*Given task*. Copy out the records in full, word for word, without pictures.

Records about charts and figures
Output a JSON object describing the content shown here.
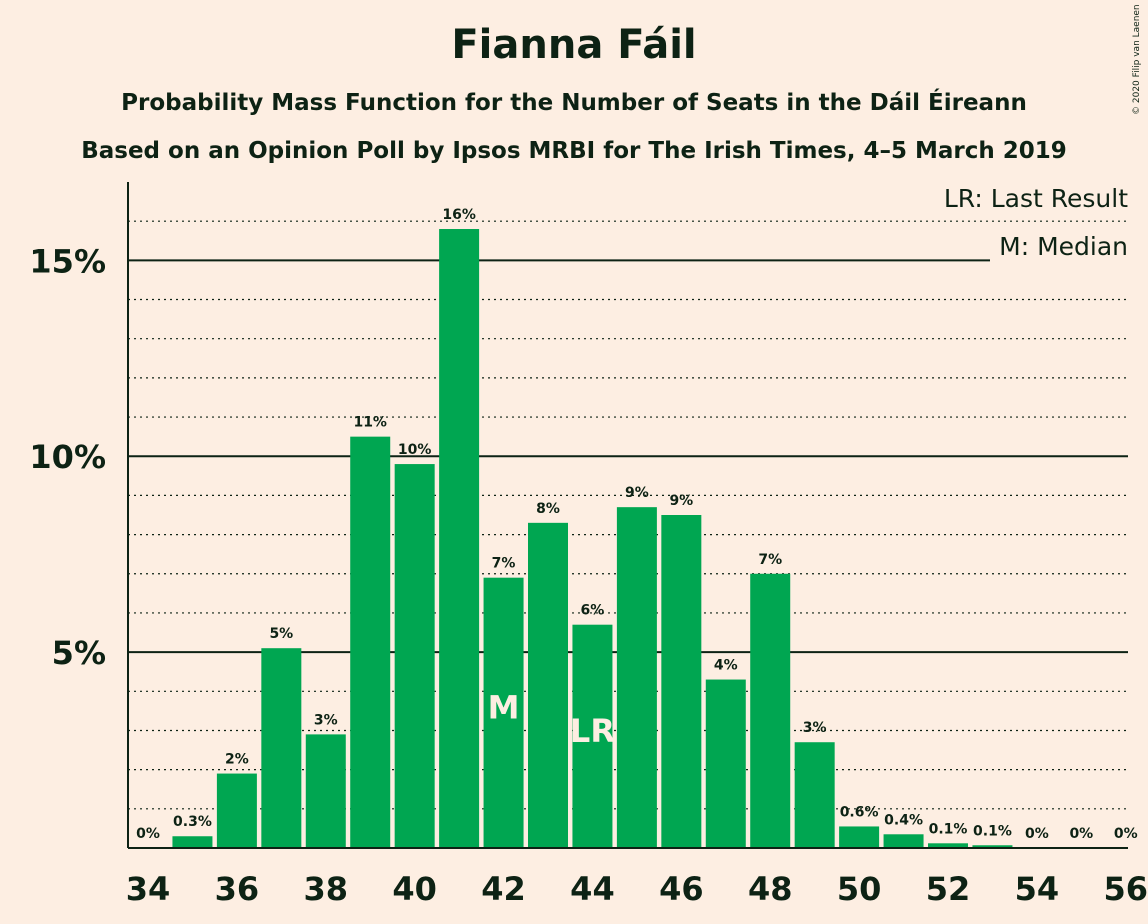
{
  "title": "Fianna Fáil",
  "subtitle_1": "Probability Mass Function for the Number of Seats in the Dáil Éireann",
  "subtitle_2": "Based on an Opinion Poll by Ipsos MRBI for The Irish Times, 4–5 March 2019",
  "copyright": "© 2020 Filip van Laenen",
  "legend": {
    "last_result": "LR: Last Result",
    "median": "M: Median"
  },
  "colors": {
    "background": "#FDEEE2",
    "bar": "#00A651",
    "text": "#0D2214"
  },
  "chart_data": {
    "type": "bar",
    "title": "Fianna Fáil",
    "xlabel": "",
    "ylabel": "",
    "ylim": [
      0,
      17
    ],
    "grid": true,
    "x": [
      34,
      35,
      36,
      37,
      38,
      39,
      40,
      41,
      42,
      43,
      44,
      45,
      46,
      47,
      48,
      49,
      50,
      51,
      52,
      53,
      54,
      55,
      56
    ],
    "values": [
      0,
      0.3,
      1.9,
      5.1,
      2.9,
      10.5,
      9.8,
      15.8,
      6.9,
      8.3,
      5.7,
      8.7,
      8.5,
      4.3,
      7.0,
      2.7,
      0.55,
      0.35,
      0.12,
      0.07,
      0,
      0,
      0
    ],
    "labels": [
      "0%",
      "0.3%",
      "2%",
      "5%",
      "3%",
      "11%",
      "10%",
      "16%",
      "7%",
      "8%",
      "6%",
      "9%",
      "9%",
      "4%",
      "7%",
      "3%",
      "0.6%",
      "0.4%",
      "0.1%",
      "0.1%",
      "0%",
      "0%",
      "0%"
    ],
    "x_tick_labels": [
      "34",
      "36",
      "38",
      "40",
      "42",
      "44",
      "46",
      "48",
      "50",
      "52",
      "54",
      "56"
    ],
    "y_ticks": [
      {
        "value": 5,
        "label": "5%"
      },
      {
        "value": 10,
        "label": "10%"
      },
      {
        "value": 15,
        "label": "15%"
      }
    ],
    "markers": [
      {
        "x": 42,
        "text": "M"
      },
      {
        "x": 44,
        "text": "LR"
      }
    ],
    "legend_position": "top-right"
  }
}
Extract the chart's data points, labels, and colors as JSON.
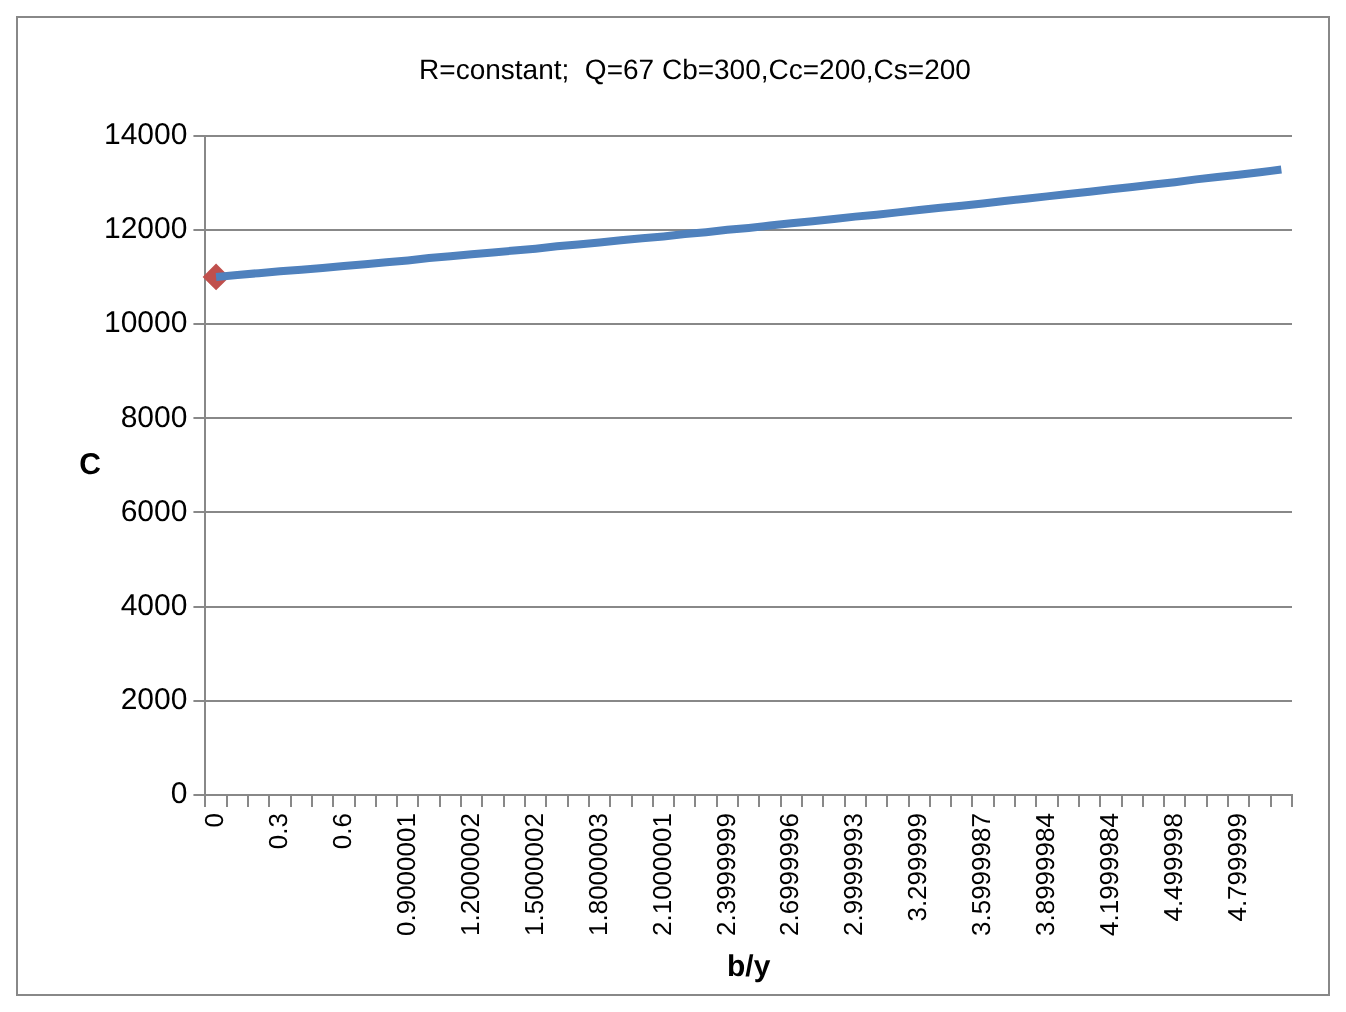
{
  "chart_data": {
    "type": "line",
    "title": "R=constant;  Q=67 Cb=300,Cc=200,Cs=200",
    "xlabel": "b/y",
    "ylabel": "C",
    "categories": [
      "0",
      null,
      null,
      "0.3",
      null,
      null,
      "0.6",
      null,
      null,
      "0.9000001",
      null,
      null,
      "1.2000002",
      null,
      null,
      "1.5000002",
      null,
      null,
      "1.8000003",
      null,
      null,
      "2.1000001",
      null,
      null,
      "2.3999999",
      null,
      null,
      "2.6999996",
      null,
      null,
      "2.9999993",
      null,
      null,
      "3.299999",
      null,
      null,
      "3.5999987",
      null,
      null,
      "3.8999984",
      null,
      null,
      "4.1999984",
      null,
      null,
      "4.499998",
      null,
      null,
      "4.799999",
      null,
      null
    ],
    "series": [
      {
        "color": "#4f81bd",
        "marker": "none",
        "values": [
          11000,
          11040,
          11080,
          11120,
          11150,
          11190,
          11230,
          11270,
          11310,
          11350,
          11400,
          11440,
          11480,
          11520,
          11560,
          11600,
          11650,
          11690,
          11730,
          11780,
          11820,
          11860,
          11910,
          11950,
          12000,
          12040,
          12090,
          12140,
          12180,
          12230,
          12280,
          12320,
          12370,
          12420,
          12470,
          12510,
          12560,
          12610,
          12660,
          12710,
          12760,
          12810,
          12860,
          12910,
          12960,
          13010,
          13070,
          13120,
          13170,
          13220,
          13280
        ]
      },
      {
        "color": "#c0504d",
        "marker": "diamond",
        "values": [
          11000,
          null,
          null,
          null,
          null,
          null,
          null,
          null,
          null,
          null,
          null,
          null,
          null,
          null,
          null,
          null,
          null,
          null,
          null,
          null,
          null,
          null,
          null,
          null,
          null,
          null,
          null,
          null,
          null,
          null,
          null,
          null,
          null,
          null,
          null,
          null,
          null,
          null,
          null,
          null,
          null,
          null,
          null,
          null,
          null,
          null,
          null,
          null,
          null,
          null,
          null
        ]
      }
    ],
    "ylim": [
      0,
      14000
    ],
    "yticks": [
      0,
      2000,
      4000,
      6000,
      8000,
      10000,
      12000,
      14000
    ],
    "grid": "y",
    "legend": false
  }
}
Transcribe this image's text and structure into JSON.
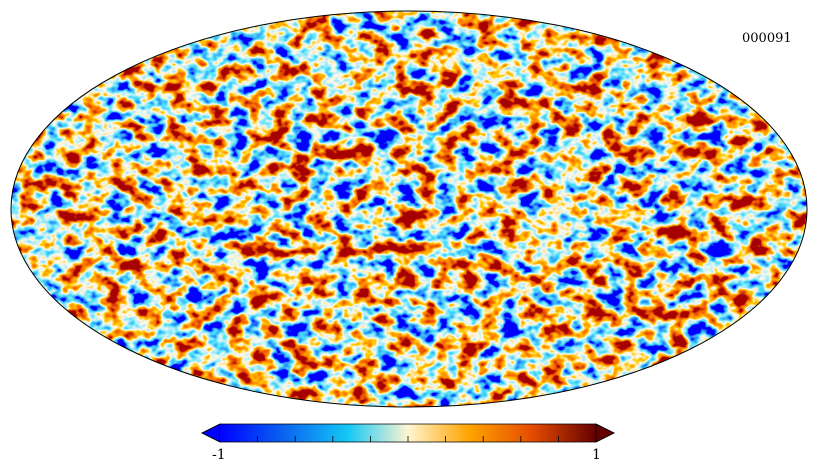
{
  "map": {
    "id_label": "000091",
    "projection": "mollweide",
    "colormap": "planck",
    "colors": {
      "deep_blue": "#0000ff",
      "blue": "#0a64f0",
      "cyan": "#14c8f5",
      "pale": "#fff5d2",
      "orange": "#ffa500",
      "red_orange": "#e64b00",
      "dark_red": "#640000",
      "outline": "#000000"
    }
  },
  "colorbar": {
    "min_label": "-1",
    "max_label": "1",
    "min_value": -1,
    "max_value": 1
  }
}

*Correct result*.
Output a JSON object describing the content shown here.
{
  "title": "Fianna Fáil",
  "subtitle_1": "Probability Mass Function for the Number of Seats in the Dáil Éireann",
  "subtitle_2": "Based on an Opinion Poll by Ipsos MRBI for The Irish Times, 4–5 March 2019",
  "copyright": "© 2020 Filip van Laenen",
  "legend": {
    "last_result": "LR: Last Result",
    "median": "M: Median"
  },
  "colors": {
    "background": "#FDEEE2",
    "bar": "#00A651",
    "text": "#0D2214"
  },
  "chart_data": {
    "type": "bar",
    "title": "Fianna Fáil",
    "xlabel": "",
    "ylabel": "",
    "ylim": [
      0,
      17
    ],
    "grid": true,
    "x": [
      34,
      35,
      36,
      37,
      38,
      39,
      40,
      41,
      42,
      43,
      44,
      45,
      46,
      47,
      48,
      49,
      50,
      51,
      52,
      53,
      54,
      55,
      56
    ],
    "values": [
      0,
      0.3,
      1.9,
      5.1,
      2.9,
      10.5,
      9.8,
      15.8,
      6.9,
      8.3,
      5.7,
      8.7,
      8.5,
      4.3,
      7.0,
      2.7,
      0.55,
      0.35,
      0.12,
      0.07,
      0,
      0,
      0
    ],
    "labels": [
      "0%",
      "0.3%",
      "2%",
      "5%",
      "3%",
      "11%",
      "10%",
      "16%",
      "7%",
      "8%",
      "6%",
      "9%",
      "9%",
      "4%",
      "7%",
      "3%",
      "0.6%",
      "0.4%",
      "0.1%",
      "0.1%",
      "0%",
      "0%",
      "0%"
    ],
    "x_tick_labels": [
      "34",
      "36",
      "38",
      "40",
      "42",
      "44",
      "46",
      "48",
      "50",
      "52",
      "54",
      "56"
    ],
    "y_ticks": [
      {
        "value": 5,
        "label": "5%"
      },
      {
        "value": 10,
        "label": "10%"
      },
      {
        "value": 15,
        "label": "15%"
      }
    ],
    "markers": [
      {
        "x": 42,
        "text": "M"
      },
      {
        "x": 44,
        "text": "LR"
      }
    ],
    "legend_position": "top-right"
  }
}
Extract the chart's data points, labels, and colors as JSON.
{
  "chart_data": {
    "type": "line",
    "title": "R=constant;  Q=67 Cb=300,Cc=200,Cs=200",
    "xlabel": "b/y",
    "ylabel": "C",
    "categories": [
      "0",
      null,
      null,
      "0.3",
      null,
      null,
      "0.6",
      null,
      null,
      "0.9000001",
      null,
      null,
      "1.2000002",
      null,
      null,
      "1.5000002",
      null,
      null,
      "1.8000003",
      null,
      null,
      "2.1000001",
      null,
      null,
      "2.3999999",
      null,
      null,
      "2.6999996",
      null,
      null,
      "2.9999993",
      null,
      null,
      "3.299999",
      null,
      null,
      "3.5999987",
      null,
      null,
      "3.8999984",
      null,
      null,
      "4.1999984",
      null,
      null,
      "4.499998",
      null,
      null,
      "4.799999",
      null,
      null
    ],
    "series": [
      {
        "color": "#4f81bd",
        "marker": "none",
        "values": [
          11000,
          11040,
          11080,
          11120,
          11150,
          11190,
          11230,
          11270,
          11310,
          11350,
          11400,
          11440,
          11480,
          11520,
          11560,
          11600,
          11650,
          11690,
          11730,
          11780,
          11820,
          11860,
          11910,
          11950,
          12000,
          12040,
          12090,
          12140,
          12180,
          12230,
          12280,
          12320,
          12370,
          12420,
          12470,
          12510,
          12560,
          12610,
          12660,
          12710,
          12760,
          12810,
          12860,
          12910,
          12960,
          13010,
          13070,
          13120,
          13170,
          13220,
          13280
        ]
      },
      {
        "color": "#c0504d",
        "marker": "diamond",
        "values": [
          11000,
          null,
          null,
          null,
          null,
          null,
          null,
          null,
          null,
          null,
          null,
          null,
          null,
          null,
          null,
          null,
          null,
          null,
          null,
          null,
          null,
          null,
          null,
          null,
          null,
          null,
          null,
          null,
          null,
          null,
          null,
          null,
          null,
          null,
          null,
          null,
          null,
          null,
          null,
          null,
          null,
          null,
          null,
          null,
          null,
          null,
          null,
          null,
          null,
          null,
          null
        ]
      }
    ],
    "ylim": [
      0,
      14000
    ],
    "yticks": [
      0,
      2000,
      4000,
      6000,
      8000,
      10000,
      12000,
      14000
    ],
    "grid": "y",
    "legend": false
  }
}
Transcribe this image's text and structure into JSON.
{
  "map": {
    "id_label": "000091",
    "projection": "mollweide",
    "colormap": "planck",
    "colors": {
      "deep_blue": "#0000ff",
      "blue": "#0a64f0",
      "cyan": "#14c8f5",
      "pale": "#fff5d2",
      "orange": "#ffa500",
      "red_orange": "#e64b00",
      "dark_red": "#640000",
      "outline": "#000000"
    }
  },
  "colorbar": {
    "min_label": "-1",
    "max_label": "1",
    "min_value": -1,
    "max_value": 1
  }
}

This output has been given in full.